_Task goal_
Write out every record below exactly as it appears.

+++ Raw records +++

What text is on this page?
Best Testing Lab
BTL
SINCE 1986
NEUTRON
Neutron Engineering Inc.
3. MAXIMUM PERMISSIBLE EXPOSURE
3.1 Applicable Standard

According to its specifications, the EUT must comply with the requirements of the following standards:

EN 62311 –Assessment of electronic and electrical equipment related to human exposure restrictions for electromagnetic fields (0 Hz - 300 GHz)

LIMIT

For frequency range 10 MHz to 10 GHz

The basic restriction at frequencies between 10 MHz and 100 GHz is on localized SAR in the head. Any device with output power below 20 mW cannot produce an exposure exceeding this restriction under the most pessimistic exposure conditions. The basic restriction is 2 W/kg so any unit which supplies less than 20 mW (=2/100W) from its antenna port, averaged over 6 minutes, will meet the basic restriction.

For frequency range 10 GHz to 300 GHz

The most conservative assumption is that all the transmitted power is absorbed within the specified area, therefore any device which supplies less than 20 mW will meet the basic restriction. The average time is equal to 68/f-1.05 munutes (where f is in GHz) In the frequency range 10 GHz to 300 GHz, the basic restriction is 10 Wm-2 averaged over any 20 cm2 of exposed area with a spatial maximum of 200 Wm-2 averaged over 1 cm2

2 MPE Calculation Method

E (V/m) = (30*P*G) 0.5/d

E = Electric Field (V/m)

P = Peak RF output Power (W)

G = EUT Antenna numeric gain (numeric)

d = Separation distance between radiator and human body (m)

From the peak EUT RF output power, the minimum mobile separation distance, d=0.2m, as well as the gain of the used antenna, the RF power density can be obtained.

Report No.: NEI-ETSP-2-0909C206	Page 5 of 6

+++

_Finished answer_
What text is on this page?
Best Testing Lab
BTL
SINCE 1986
NEUTRON
Neutron Engineering Inc.
3. MAXIMUM PERMISSIBLE EXPOSURE
3.1 Applicable Standard

According to its specifications, the EUT must comply with the requirements of the following standards:

EN 62311 –Assessment of electronic and electrical equipment related to human exposure restrictions for electromagnetic fields (0 Hz - 300 GHz)

LIMIT

For frequency range 10 MHz to 10 GHz

The basic restriction at frequencies between 10 MHz and 100 GHz is on localized SAR in the head. Any device with output power below 20 mW cannot produce an exposure exceeding this restriction under the most pessimistic exposure conditions. The basic restriction is 2 W/kg so any unit which supplies less than 20 mW (=2/100W) from its antenna port, averaged over 6 minutes, will meet the basic restriction.

For frequency range 10 GHz to 300 GHz

The most conservative assumption is that all the transmitted power is absorbed within the specified area, therefore any device which supplies less than 20 mW will meet the basic restriction. The average time is equal to 68/f-1.05 munutes (where f is in GHz) In the frequency range 10 GHz to 300 GHz, the basic restriction is 10 Wm-2 averaged over any 20 cm2 of exposed area with a spatial maximum of 200 Wm-2 averaged over 1 cm2

2 MPE Calculation Method

E (V/m) = (30*P*G) 0.5/d

E = Electric Field (V/m)

P = Peak RF output Power (W)

G = EUT Antenna numeric gain (numeric)

d = Separation distance between radiator and human body (m)

From the peak EUT RF output power, the minimum mobile separation distance, d=0.2m, as well as the gain of the used antenna, the RF power density can be obtained.

Report No.: NEI-ETSP-2-0909C206	Page 5 of 6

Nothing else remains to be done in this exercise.